(begin)

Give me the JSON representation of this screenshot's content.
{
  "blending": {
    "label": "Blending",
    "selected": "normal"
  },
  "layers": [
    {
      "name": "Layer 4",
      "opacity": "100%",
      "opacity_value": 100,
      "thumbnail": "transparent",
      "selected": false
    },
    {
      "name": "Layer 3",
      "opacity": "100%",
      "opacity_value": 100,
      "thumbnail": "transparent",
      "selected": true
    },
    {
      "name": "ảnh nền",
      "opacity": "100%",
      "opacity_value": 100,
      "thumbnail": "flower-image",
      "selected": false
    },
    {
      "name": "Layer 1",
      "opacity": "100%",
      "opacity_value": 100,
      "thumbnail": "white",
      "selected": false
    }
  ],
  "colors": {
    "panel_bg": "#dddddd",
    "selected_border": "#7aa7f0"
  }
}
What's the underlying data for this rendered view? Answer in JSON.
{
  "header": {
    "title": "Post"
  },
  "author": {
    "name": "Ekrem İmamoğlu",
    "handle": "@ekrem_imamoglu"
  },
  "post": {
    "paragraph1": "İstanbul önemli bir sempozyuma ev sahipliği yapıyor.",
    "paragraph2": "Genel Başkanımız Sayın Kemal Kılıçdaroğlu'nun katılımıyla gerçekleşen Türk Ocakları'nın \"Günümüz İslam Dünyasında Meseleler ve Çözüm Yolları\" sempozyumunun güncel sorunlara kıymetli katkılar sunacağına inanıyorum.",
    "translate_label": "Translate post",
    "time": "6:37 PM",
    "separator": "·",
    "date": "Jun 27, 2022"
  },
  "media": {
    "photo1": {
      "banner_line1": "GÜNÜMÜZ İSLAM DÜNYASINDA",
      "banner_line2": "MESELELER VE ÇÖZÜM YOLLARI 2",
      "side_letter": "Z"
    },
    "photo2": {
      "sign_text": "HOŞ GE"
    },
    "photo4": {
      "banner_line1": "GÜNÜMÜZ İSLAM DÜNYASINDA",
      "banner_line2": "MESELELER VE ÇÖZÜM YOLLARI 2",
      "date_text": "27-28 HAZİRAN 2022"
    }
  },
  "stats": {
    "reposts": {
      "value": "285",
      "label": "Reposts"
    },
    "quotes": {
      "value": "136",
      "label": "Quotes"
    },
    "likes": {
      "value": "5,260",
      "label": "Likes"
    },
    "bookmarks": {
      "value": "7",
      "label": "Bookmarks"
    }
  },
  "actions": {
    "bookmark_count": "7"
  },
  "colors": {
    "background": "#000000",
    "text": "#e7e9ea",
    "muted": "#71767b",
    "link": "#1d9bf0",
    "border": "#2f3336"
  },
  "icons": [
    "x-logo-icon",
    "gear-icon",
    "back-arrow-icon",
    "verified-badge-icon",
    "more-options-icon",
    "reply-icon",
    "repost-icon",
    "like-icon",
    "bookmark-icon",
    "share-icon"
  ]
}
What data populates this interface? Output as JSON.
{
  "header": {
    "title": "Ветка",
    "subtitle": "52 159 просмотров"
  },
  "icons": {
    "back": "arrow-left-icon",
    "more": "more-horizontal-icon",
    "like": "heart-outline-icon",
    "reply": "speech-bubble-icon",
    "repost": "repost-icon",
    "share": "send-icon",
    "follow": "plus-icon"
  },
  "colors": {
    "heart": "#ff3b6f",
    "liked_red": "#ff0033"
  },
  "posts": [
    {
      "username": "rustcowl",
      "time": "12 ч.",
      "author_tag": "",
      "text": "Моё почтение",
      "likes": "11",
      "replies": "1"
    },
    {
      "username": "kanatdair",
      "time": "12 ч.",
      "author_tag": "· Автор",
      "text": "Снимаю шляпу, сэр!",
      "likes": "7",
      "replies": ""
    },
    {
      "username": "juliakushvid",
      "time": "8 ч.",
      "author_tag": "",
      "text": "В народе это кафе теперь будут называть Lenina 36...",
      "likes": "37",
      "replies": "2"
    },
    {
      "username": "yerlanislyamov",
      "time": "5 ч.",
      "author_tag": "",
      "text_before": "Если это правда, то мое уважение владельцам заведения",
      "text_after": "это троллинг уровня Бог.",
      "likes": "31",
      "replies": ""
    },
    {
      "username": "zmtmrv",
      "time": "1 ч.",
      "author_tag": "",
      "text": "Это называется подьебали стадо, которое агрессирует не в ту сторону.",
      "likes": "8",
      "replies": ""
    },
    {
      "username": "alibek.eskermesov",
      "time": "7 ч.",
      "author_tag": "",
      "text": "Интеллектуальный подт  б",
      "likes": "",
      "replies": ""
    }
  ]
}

(end)

Each line of the material should be duplicated exactly, please.

**RESPONSE FOR THIS EXERCISE**
Give me the JSON representation of this screenshot's content.
{
  "blending": {
    "label": "Blending",
    "selected": "normal"
  },
  "layers": [
    {
      "name": "Layer 4",
      "opacity": "100%",
      "opacity_value": 100,
      "thumbnail": "transparent",
      "selected": false
    },
    {
      "name": "Layer 3",
      "opacity": "100%",
      "opacity_value": 100,
      "thumbnail": "transparent",
      "selected": true
    },
    {
      "name": "ảnh nền",
      "opacity": "100%",
      "opacity_value": 100,
      "thumbnail": "flower-image",
      "selected": false
    },
    {
      "name": "Layer 1",
      "opacity": "100%",
      "opacity_value": 100,
      "thumbnail": "white",
      "selected": false
    }
  ],
  "colors": {
    "panel_bg": "#dddddd",
    "selected_border": "#7aa7f0"
  }
}
What's the underlying data for this rendered view? Answer in JSON.
{
  "header": {
    "title": "Post"
  },
  "author": {
    "name": "Ekrem İmamoğlu",
    "handle": "@ekrem_imamoglu"
  },
  "post": {
    "paragraph1": "İstanbul önemli bir sempozyuma ev sahipliği yapıyor.",
    "paragraph2": "Genel Başkanımız Sayın Kemal Kılıçdaroğlu'nun katılımıyla gerçekleşen Türk Ocakları'nın \"Günümüz İslam Dünyasında Meseleler ve Çözüm Yolları\" sempozyumunun güncel sorunlara kıymetli katkılar sunacağına inanıyorum.",
    "translate_label": "Translate post",
    "time": "6:37 PM",
    "separator": "·",
    "date": "Jun 27, 2022"
  },
  "media": {
    "photo1": {
      "banner_line1": "GÜNÜMÜZ İSLAM DÜNYASINDA",
      "banner_line2": "MESELELER VE ÇÖZÜM YOLLARI 2",
      "side_letter": "Z"
    },
    "photo2": {
      "sign_text": "HOŞ GE"
    },
    "photo4": {
      "banner_line1": "GÜNÜMÜZ İSLAM DÜNYASINDA",
      "banner_line2": "MESELELER VE ÇÖZÜM YOLLARI 2",
      "date_text": "27-28 HAZİRAN 2022"
    }
  },
  "stats": {
    "reposts": {
      "value": "285",
      "label": "Reposts"
    },
    "quotes": {
      "value": "136",
      "label": "Quotes"
    },
    "likes": {
      "value": "5,260",
      "label": "Likes"
    },
    "bookmarks": {
      "value": "7",
      "label": "Bookmarks"
    }
  },
  "actions": {
    "bookmark_count": "7"
  },
  "colors": {
    "background": "#000000",
    "text": "#e7e9ea",
    "muted": "#71767b",
    "link": "#1d9bf0",
    "border": "#2f3336"
  },
  "icons": [
    "x-logo-icon",
    "gear-icon",
    "back-arrow-icon",
    "verified-badge-icon",
    "more-options-icon",
    "reply-icon",
    "repost-icon",
    "like-icon",
    "bookmark-icon",
    "share-icon"
  ]
}
What data populates this interface? Output as JSON.
{
  "header": {
    "title": "Ветка",
    "subtitle": "52 159 просмотров"
  },
  "icons": {
    "back": "arrow-left-icon",
    "more": "more-horizontal-icon",
    "like": "heart-outline-icon",
    "reply": "speech-bubble-icon",
    "repost": "repost-icon",
    "share": "send-icon",
    "follow": "plus-icon"
  },
  "colors": {
    "heart": "#ff3b6f",
    "liked_red": "#ff0033"
  },
  "posts": [
    {
      "username": "rustcowl",
      "time": "12 ч.",
      "author_tag": "",
      "text": "Моё почтение",
      "likes": "11",
      "replies": "1"
    },
    {
      "username": "kanatdair",
      "time": "12 ч.",
      "author_tag": "· Автор",
      "text": "Снимаю шляпу, сэр!",
      "likes": "7",
      "replies": ""
    },
    {
      "username": "juliakushvid",
      "time": "8 ч.",
      "author_tag": "",
      "text": "В народе это кафе теперь будут называть Lenina 36...",
      "likes": "37",
      "replies": "2"
    },
    {
      "username": "yerlanislyamov",
      "time": "5 ч.",
      "author_tag": "",
      "text_before": "Если это правда, то мое уважение владельцам заведения",
      "text_after": "это троллинг уровня Бог.",
      "likes": "31",
      "replies": ""
    },
    {
      "username": "zmtmrv",
      "time": "1 ч.",
      "author_tag": "",
      "text": "Это называется подьебали стадо, которое агрессирует не в ту сторону.",
      "likes": "8",
      "replies": ""
    },
    {
      "username": "alibek.eskermesov",
      "time": "7 ч.",
      "author_tag": "",
      "text": "Интеллектуальный подт  б",
      "likes": "",
      "replies": ""
    }
  ]
}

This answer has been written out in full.